>> START Record extracts
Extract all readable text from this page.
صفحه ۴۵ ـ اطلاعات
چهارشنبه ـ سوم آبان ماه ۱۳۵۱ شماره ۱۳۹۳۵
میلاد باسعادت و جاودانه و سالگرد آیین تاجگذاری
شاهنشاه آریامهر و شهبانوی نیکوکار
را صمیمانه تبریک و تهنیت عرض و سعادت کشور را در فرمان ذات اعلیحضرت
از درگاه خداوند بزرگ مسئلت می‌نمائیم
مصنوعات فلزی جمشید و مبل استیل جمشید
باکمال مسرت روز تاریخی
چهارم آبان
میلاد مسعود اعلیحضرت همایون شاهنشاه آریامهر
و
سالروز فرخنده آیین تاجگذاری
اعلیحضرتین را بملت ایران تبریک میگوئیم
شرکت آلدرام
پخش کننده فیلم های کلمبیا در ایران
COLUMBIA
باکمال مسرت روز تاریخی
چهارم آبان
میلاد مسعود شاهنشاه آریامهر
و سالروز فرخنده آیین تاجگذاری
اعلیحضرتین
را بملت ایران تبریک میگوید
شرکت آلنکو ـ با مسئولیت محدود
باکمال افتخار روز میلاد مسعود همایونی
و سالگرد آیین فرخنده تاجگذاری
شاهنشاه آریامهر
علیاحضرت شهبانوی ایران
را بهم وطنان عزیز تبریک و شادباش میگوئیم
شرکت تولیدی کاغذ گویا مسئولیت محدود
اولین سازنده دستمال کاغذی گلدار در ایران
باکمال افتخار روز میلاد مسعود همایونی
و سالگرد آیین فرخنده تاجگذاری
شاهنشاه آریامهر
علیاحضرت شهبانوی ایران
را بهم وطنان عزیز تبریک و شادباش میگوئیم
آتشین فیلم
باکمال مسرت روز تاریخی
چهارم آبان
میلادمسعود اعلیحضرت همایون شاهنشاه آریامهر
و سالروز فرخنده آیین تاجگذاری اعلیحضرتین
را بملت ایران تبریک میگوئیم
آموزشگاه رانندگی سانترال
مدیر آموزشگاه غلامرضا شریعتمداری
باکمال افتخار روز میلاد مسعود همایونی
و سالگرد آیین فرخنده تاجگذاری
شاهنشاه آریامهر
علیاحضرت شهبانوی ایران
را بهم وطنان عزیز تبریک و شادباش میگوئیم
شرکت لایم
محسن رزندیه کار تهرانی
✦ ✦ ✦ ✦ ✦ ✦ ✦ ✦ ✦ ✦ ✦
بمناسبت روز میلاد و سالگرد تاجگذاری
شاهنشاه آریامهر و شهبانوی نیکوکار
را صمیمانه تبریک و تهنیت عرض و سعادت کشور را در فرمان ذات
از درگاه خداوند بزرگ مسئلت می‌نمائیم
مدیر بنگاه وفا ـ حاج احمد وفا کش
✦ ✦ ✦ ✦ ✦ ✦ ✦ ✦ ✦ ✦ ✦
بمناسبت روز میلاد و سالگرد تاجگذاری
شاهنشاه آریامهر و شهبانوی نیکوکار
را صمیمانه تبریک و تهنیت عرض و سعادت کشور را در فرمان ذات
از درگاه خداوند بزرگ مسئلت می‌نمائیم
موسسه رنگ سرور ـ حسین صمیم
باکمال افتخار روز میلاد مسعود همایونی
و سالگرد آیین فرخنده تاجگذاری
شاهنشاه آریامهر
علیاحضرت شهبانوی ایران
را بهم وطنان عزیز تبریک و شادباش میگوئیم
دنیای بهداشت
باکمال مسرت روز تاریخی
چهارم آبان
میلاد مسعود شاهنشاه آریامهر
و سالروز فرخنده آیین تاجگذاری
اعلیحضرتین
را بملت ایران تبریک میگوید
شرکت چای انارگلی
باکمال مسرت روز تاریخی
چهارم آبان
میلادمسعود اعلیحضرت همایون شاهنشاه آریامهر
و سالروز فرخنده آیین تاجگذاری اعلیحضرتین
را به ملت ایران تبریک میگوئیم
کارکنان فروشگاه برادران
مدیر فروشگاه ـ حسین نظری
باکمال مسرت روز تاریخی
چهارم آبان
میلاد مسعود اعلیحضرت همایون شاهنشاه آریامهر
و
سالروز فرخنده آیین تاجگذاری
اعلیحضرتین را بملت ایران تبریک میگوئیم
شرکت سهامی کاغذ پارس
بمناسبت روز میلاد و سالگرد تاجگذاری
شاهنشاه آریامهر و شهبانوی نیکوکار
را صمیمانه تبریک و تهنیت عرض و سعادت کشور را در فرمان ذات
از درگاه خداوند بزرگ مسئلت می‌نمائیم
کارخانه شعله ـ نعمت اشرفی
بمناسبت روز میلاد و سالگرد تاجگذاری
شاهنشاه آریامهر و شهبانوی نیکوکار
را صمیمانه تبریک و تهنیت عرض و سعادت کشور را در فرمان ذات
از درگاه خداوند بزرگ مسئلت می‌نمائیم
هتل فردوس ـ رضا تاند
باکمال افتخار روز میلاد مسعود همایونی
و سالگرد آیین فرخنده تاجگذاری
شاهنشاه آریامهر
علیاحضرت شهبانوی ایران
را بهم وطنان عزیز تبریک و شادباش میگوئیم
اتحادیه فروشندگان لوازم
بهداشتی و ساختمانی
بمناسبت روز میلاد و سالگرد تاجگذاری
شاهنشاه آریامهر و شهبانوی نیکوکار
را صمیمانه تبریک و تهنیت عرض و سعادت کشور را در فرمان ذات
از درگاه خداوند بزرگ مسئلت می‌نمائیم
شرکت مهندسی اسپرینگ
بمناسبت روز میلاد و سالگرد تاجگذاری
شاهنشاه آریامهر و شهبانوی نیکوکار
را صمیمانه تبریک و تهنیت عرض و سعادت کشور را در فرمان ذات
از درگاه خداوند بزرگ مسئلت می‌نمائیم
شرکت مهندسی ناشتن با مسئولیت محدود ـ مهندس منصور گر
>> END Record extracts
• _Stated exercise_
Return the material in full, exactly as shown.

• _Output below_
Extract all readable text from this page.
صفحه ۴۵ ـ اطلاعات
چهارشنبه ـ سوم آبان ماه ۱۳۵۱ شماره ۱۳۹۳۵
میلاد باسعادت و جاودانه و سالگرد آیین تاجگذاری
شاهنشاه آریامهر و شهبانوی نیکوکار
را صمیمانه تبریک و تهنیت عرض و سعادت کشور را در فرمان ذات اعلیحضرت
از درگاه خداوند بزرگ مسئلت می‌نمائیم
مصنوعات فلزی جمشید و مبل استیل جمشید
باکمال مسرت روز تاریخی
چهارم آبان
میلاد مسعود اعلیحضرت همایون شاهنشاه آریامهر
و
سالروز فرخنده آیین تاجگذاری
اعلیحضرتین را بملت ایران تبریک میگوئیم
شرکت آلدرام
پخش کننده فیلم های کلمبیا در ایران
COLUMBIA
باکمال مسرت روز تاریخی
چهارم آبان
میلاد مسعود شاهنشاه آریامهر
و سالروز فرخنده آیین تاجگذاری
اعلیحضرتین
را بملت ایران تبریک میگوید
شرکت آلنکو ـ با مسئولیت محدود
باکمال افتخار روز میلاد مسعود همایونی
و سالگرد آیین فرخنده تاجگذاری
شاهنشاه آریامهر
علیاحضرت شهبانوی ایران
را بهم وطنان عزیز تبریک و شادباش میگوئیم
شرکت تولیدی کاغذ گویا مسئولیت محدود
اولین سازنده دستمال کاغذی گلدار در ایران
باکمال افتخار روز میلاد مسعود همایونی
و سالگرد آیین فرخنده تاجگذاری
شاهنشاه آریامهر
علیاحضرت شهبانوی ایران
را بهم وطنان عزیز تبریک و شادباش میگوئیم
آتشین فیلم
باکمال مسرت روز تاریخی
چهارم آبان
میلادمسعود اعلیحضرت همایون شاهنشاه آریامهر
و سالروز فرخنده آیین تاجگذاری اعلیحضرتین
را بملت ایران تبریک میگوئیم
آموزشگاه رانندگی سانترال
مدیر آموزشگاه غلامرضا شریعتمداری
باکمال افتخار روز میلاد مسعود همایونی
و سالگرد آیین فرخنده تاجگذاری
شاهنشاه آریامهر
علیاحضرت شهبانوی ایران
را بهم وطنان عزیز تبریک و شادباش میگوئیم
شرکت لایم
محسن رزندیه کار تهرانی
✦ ✦ ✦ ✦ ✦ ✦ ✦ ✦ ✦ ✦ ✦
بمناسبت روز میلاد و سالگرد تاجگذاری
شاهنشاه آریامهر و شهبانوی نیکوکار
را صمیمانه تبریک و تهنیت عرض و سعادت کشور را در فرمان ذات
از درگاه خداوند بزرگ مسئلت می‌نمائیم
مدیر بنگاه وفا ـ حاج احمد وفا کش
✦ ✦ ✦ ✦ ✦ ✦ ✦ ✦ ✦ ✦ ✦
بمناسبت روز میلاد و سالگرد تاجگذاری
شاهنشاه آریامهر و شهبانوی نیکوکار
را صمیمانه تبریک و تهنیت عرض و سعادت کشور را در فرمان ذات
از درگاه خداوند بزرگ مسئلت می‌نمائیم
موسسه رنگ سرور ـ حسین صمیم
باکمال افتخار روز میلاد مسعود همایونی
و سالگرد آیین فرخنده تاجگذاری
شاهنشاه آریامهر
علیاحضرت شهبانوی ایران
را بهم وطنان عزیز تبریک و شادباش میگوئیم
دنیای بهداشت
باکمال مسرت روز تاریخی
چهارم آبان
میلاد مسعود شاهنشاه آریامهر
و سالروز فرخنده آیین تاجگذاری
اعلیحضرتین
را بملت ایران تبریک میگوید
شرکت چای انارگلی
باکمال مسرت روز تاریخی
چهارم آبان
میلادمسعود اعلیحضرت همایون شاهنشاه آریامهر
و سالروز فرخنده آیین تاجگذاری اعلیحضرتین
را به ملت ایران تبریک میگوئیم
کارکنان فروشگاه برادران
مدیر فروشگاه ـ حسین نظری
باکمال مسرت روز تاریخی
چهارم آبان
میلاد مسعود اعلیحضرت همایون شاهنشاه آریامهر
و
سالروز فرخنده آیین تاجگذاری
اعلیحضرتین را بملت ایران تبریک میگوئیم
شرکت سهامی کاغذ پارس
بمناسبت روز میلاد و سالگرد تاجگذاری
شاهنشاه آریامهر و شهبانوی نیکوکار
را صمیمانه تبریک و تهنیت عرض و سعادت کشور را در فرمان ذات
از درگاه خداوند بزرگ مسئلت می‌نمائیم
کارخانه شعله ـ نعمت اشرفی
بمناسبت روز میلاد و سالگرد تاجگذاری
شاهنشاه آریامهر و شهبانوی نیکوکار
را صمیمانه تبریک و تهنیت عرض و سعادت کشور را در فرمان ذات
از درگاه خداوند بزرگ مسئلت می‌نمائیم
هتل فردوس ـ رضا تاند
باکمال افتخار روز میلاد مسعود همایونی
و سالگرد آیین فرخنده تاجگذاری
شاهنشاه آریامهر
علیاحضرت شهبانوی ایران
را بهم وطنان عزیز تبریک و شادباش میگوئیم
اتحادیه فروشندگان لوازم
بهداشتی و ساختمانی
بمناسبت روز میلاد و سالگرد تاجگذاری
شاهنشاه آریامهر و شهبانوی نیکوکار
را صمیمانه تبریک و تهنیت عرض و سعادت کشور را در فرمان ذات
از درگاه خداوند بزرگ مسئلت می‌نمائیم
شرکت مهندسی اسپرینگ
بمناسبت روز میلاد و سالگرد تاجگذاری
شاهنشاه آریامهر و شهبانوی نیکوکار
را صمیمانه تبریک و تهنیت عرض و سعادت کشور را در فرمان ذات
از درگاه خداوند بزرگ مسئلت می‌نمائیم
شرکت مهندسی ناشتن با مسئولیت محدود ـ مهندس منصور گر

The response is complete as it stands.